▶ _Stated goal_
State how many lines hold the word "ДИАГНОСТИКА", with no other words.

▶ _Data section_

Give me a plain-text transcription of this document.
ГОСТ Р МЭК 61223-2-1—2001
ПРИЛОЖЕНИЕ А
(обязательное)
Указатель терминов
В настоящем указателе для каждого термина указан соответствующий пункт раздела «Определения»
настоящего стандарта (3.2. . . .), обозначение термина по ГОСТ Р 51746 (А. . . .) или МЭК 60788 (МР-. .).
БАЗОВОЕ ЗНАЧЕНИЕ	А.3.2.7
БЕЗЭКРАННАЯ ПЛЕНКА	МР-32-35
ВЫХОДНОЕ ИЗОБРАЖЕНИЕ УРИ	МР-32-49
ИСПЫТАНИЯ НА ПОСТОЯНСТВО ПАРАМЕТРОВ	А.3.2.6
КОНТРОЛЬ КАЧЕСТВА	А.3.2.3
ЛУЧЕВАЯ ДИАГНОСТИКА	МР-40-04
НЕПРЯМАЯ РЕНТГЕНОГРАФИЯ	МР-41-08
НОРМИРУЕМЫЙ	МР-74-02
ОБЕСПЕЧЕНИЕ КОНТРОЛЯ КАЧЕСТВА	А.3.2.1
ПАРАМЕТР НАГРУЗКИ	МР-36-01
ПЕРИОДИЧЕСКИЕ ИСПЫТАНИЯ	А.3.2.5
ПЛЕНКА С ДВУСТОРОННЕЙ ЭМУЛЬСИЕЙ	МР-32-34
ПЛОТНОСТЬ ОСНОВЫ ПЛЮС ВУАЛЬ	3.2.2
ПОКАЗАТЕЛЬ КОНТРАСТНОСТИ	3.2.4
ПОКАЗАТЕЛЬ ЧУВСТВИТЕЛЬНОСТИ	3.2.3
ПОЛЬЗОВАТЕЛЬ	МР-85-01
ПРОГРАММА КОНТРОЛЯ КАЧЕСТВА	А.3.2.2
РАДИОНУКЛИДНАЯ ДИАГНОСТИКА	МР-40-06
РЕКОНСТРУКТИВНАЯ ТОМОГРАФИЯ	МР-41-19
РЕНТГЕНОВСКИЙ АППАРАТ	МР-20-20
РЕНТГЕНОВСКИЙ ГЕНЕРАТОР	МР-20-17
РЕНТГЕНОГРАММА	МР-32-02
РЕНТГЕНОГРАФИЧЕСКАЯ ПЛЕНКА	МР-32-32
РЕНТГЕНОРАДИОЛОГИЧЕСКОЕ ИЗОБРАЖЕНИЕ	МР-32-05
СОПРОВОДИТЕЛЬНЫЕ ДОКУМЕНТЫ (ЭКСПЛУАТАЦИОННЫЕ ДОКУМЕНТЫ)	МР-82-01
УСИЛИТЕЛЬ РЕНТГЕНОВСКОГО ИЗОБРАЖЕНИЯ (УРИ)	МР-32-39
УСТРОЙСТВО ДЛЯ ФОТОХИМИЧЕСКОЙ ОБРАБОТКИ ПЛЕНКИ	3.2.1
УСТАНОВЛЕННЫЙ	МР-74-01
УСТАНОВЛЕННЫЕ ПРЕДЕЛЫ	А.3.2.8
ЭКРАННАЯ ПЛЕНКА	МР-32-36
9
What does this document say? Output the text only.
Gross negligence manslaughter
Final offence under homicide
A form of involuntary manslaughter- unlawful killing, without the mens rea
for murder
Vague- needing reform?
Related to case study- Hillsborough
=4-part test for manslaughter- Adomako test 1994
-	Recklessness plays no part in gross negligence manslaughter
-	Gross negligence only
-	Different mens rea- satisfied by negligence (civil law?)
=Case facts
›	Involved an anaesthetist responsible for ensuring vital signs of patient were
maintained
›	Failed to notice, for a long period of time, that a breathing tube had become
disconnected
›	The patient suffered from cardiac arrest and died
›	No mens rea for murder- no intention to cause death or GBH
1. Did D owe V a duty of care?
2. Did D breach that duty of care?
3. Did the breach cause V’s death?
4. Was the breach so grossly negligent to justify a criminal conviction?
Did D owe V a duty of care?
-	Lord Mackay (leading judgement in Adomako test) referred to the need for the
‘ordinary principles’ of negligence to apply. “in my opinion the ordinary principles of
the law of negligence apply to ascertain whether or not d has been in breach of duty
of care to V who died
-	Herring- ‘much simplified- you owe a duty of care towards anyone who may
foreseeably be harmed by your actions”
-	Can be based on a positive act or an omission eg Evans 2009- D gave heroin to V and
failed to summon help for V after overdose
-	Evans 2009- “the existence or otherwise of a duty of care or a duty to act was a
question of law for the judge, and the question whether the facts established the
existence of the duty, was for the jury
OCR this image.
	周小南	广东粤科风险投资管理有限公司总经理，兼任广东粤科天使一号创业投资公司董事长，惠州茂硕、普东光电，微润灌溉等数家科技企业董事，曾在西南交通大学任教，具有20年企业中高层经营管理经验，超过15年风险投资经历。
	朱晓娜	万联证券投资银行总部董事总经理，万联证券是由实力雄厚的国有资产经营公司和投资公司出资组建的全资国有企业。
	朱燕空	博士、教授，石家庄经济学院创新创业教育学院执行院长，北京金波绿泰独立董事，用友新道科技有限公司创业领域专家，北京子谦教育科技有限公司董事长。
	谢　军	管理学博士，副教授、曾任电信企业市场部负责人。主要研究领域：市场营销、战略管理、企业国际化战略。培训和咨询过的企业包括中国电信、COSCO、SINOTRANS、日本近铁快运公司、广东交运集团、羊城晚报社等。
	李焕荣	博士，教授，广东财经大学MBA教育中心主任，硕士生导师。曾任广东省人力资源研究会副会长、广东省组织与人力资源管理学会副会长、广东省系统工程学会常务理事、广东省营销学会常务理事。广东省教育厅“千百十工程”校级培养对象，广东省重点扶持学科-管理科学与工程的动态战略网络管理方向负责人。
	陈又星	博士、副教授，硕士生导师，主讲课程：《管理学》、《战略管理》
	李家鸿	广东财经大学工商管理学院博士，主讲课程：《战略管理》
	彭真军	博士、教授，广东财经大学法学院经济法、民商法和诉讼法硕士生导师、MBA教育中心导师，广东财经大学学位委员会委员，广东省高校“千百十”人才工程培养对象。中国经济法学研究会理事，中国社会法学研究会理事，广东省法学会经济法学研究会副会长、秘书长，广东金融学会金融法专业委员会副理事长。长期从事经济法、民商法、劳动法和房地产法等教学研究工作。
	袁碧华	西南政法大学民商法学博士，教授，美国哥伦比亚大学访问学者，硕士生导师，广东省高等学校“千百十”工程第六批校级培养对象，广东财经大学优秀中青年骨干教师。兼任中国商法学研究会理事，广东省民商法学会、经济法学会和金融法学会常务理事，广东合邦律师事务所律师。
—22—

▶ _Response below_
2